> **Data shown**:

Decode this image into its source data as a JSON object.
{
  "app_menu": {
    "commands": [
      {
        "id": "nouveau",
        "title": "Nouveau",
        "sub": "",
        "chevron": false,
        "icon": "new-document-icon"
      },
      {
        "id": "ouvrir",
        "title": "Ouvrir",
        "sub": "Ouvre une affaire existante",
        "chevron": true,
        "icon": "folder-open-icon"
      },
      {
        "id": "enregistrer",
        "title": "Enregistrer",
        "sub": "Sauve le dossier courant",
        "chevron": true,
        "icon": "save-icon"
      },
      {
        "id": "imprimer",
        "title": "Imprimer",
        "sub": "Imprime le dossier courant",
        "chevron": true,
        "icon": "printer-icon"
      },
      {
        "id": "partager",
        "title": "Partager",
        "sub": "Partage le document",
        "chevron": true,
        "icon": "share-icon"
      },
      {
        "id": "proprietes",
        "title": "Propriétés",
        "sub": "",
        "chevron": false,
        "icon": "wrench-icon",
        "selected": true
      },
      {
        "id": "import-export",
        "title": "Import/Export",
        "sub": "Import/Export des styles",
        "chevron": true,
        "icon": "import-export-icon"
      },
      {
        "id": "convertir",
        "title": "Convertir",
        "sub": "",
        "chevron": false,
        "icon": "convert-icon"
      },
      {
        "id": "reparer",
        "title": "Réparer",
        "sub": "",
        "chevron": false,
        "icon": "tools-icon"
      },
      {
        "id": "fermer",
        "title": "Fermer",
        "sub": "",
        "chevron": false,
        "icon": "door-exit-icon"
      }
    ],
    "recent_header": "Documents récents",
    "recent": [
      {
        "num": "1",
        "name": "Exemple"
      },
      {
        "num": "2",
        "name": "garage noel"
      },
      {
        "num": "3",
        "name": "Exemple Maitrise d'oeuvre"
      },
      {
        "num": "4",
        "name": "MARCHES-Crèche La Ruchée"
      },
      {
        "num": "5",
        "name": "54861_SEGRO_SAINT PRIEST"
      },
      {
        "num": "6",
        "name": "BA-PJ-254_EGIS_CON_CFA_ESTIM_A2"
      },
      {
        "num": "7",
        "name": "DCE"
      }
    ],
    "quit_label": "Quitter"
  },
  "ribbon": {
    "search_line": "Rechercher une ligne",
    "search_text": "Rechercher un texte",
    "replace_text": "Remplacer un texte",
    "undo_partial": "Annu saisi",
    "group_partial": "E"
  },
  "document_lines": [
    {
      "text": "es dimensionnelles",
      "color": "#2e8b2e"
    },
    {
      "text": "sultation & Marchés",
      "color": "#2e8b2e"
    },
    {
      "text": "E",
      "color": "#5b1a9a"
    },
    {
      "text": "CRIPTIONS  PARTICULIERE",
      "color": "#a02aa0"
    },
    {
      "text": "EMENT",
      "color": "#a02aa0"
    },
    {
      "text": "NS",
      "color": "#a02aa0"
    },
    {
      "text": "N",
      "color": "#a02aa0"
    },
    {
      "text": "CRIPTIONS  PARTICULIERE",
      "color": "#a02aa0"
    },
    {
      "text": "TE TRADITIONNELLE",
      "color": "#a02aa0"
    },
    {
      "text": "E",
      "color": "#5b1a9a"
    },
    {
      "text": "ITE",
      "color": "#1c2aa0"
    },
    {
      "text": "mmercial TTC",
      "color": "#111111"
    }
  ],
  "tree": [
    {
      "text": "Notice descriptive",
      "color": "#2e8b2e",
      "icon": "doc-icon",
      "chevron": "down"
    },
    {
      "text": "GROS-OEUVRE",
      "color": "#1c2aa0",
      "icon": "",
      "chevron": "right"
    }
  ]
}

> **Challenge**:
All of the records must be retyped exactly as they are.

> **Reply**:
Decode this image into its source data as a JSON object.
{
  "app_menu": {
    "commands": [
      {
        "id": "nouveau",
        "title": "Nouveau",
        "sub": "",
        "chevron": false,
        "icon": "new-document-icon"
      },
      {
        "id": "ouvrir",
        "title": "Ouvrir",
        "sub": "Ouvre une affaire existante",
        "chevron": true,
        "icon": "folder-open-icon"
      },
      {
        "id": "enregistrer",
        "title": "Enregistrer",
        "sub": "Sauve le dossier courant",
        "chevron": true,
        "icon": "save-icon"
      },
      {
        "id": "imprimer",
        "title": "Imprimer",
        "sub": "Imprime le dossier courant",
        "chevron": true,
        "icon": "printer-icon"
      },
      {
        "id": "partager",
        "title": "Partager",
        "sub": "Partage le document",
        "chevron": true,
        "icon": "share-icon"
      },
      {
        "id": "proprietes",
        "title": "Propriétés",
        "sub": "",
        "chevron": false,
        "icon": "wrench-icon",
        "selected": true
      },
      {
        "id": "import-export",
        "title": "Import/Export",
        "sub": "Import/Export des styles",
        "chevron": true,
        "icon": "import-export-icon"
      },
      {
        "id": "convertir",
        "title": "Convertir",
        "sub": "",
        "chevron": false,
        "icon": "convert-icon"
      },
      {
        "id": "reparer",
        "title": "Réparer",
        "sub": "",
        "chevron": false,
        "icon": "tools-icon"
      },
      {
        "id": "fermer",
        "title": "Fermer",
        "sub": "",
        "chevron": false,
        "icon": "door-exit-icon"
      }
    ],
    "recent_header": "Documents récents",
    "recent": [
      {
        "num": "1",
        "name": "Exemple"
      },
      {
        "num": "2",
        "name": "garage noel"
      },
      {
        "num": "3",
        "name": "Exemple Maitrise d'oeuvre"
      },
      {
        "num": "4",
        "name": "MARCHES-Crèche La Ruchée"
      },
      {
        "num": "5",
        "name": "54861_SEGRO_SAINT PRIEST"
      },
      {
        "num": "6",
        "name": "BA-PJ-254_EGIS_CON_CFA_ESTIM_A2"
      },
      {
        "num": "7",
        "name": "DCE"
      }
    ],
    "quit_label": "Quitter"
  },
  "ribbon": {
    "search_line": "Rechercher une ligne",
    "search_text": "Rechercher un texte",
    "replace_text": "Remplacer un texte",
    "undo_partial": "Annu saisi",
    "group_partial": "E"
  },
  "document_lines": [
    {
      "text": "es dimensionnelles",
      "color": "#2e8b2e"
    },
    {
      "text": "sultation & Marchés",
      "color": "#2e8b2e"
    },
    {
      "text": "E",
      "color": "#5b1a9a"
    },
    {
      "text": "CRIPTIONS  PARTICULIERE",
      "color": "#a02aa0"
    },
    {
      "text": "EMENT",
      "color": "#a02aa0"
    },
    {
      "text": "NS",
      "color": "#a02aa0"
    },
    {
      "text": "N",
      "color": "#a02aa0"
    },
    {
      "text": "CRIPTIONS  PARTICULIERE",
      "color": "#a02aa0"
    },
    {
      "text": "TE TRADITIONNELLE",
      "color": "#a02aa0"
    },
    {
      "text": "E",
      "color": "#5b1a9a"
    },
    {
      "text": "ITE",
      "color": "#1c2aa0"
    },
    {
      "text": "mmercial TTC",
      "color": "#111111"
    }
  ],
  "tree": [
    {
      "text": "Notice descriptive",
      "color": "#2e8b2e",
      "icon": "doc-icon",
      "chevron": "down"
    },
    {
      "text": "GROS-OEUVRE",
      "color": "#1c2aa0",
      "icon": "",
      "chevron": "right"
    }
  ]
}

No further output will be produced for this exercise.